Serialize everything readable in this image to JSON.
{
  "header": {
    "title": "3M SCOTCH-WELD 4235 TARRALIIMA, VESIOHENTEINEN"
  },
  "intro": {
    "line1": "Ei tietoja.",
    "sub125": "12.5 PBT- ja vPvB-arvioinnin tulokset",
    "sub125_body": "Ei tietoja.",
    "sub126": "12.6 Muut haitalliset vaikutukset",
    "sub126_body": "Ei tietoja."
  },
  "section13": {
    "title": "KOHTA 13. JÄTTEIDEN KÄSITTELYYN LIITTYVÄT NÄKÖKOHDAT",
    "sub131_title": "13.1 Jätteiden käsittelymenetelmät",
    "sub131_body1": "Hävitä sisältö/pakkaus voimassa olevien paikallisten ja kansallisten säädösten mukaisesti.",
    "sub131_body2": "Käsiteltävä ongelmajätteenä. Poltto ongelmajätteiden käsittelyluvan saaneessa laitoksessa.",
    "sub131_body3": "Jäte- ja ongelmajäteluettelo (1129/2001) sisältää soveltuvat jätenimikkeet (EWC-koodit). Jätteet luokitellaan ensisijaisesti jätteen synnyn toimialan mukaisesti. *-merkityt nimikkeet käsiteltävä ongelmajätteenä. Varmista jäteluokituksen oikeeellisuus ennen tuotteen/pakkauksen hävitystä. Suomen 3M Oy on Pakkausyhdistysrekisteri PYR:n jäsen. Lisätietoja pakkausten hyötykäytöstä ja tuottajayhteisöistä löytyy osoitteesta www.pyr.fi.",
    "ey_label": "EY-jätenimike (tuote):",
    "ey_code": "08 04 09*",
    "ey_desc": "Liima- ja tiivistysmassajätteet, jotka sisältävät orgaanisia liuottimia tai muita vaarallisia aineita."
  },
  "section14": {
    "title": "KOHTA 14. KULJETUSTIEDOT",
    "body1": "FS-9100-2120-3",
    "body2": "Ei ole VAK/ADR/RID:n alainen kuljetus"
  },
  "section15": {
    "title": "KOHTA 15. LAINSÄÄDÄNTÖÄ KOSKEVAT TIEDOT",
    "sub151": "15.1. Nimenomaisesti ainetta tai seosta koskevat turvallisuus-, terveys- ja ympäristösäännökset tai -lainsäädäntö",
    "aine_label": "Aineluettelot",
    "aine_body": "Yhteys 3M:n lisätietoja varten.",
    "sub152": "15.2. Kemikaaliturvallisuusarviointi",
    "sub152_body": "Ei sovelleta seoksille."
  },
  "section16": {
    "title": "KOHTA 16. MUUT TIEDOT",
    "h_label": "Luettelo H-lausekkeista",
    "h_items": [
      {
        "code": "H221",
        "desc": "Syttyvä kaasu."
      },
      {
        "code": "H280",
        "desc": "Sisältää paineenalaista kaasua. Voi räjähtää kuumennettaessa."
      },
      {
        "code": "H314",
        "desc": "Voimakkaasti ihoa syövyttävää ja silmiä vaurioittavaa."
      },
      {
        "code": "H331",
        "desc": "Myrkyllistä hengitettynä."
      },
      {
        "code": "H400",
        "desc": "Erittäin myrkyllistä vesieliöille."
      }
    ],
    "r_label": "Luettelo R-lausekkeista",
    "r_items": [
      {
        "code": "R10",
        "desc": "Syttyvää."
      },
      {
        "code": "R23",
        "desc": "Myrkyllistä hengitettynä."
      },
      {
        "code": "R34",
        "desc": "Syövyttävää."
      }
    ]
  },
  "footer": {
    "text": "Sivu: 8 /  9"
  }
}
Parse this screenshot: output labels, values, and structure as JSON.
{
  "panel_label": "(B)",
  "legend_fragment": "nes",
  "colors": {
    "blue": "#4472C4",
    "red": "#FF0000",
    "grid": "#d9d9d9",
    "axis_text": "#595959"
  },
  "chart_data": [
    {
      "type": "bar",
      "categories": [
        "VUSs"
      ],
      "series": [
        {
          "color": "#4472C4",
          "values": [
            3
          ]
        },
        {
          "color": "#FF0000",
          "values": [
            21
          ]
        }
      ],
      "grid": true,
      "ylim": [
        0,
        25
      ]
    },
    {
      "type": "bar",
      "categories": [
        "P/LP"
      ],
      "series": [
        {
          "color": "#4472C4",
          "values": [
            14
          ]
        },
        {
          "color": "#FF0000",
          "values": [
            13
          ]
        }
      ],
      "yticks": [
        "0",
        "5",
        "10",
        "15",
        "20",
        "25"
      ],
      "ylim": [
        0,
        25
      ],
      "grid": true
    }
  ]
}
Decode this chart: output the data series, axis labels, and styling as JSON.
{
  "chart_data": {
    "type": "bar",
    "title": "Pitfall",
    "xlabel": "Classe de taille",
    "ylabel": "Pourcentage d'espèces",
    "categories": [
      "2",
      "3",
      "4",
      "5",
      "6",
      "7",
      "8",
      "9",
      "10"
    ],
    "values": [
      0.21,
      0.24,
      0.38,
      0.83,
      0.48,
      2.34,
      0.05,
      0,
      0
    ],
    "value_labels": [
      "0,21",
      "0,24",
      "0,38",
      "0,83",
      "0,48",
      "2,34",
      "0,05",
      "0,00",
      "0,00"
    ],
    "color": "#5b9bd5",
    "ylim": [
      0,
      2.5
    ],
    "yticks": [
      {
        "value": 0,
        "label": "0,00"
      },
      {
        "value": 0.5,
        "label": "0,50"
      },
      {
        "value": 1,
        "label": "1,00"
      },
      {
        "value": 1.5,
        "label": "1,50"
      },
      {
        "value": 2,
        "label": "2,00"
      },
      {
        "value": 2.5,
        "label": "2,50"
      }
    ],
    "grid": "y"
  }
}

• Description of the task:
Pick each line holding the word "mukaisesti" out of the data and copy it.

• Result of the task:
    "sub131_body1": "Hävitä sisältö/pakkaus voimassa olevien paikallisten ja kansallisten säädösten mukaisesti.",
    "sub131_body3": "Jäte- ja ongelmajäteluettelo (1129/2001) sisältää soveltuvat jätenimikkeet (EWC-koodit). Jätteet luokitellaan ensisijaisesti jätteen synnyn toimialan mukaisesti. *-merkityt nimikkeet käsiteltävä ongelmajätteenä. Varmista jäteluokituksen oikeeellisuus ennen tuotteen/pakkauksen hävitystä. Suomen 3M Oy on Pakkausyhdistysrekisteri PYR:n jäsen. Lisätietoja pakkausten hyötykäytöstä ja tuottajayhteisöistä löytyy osoitteesta www.pyr.fi.",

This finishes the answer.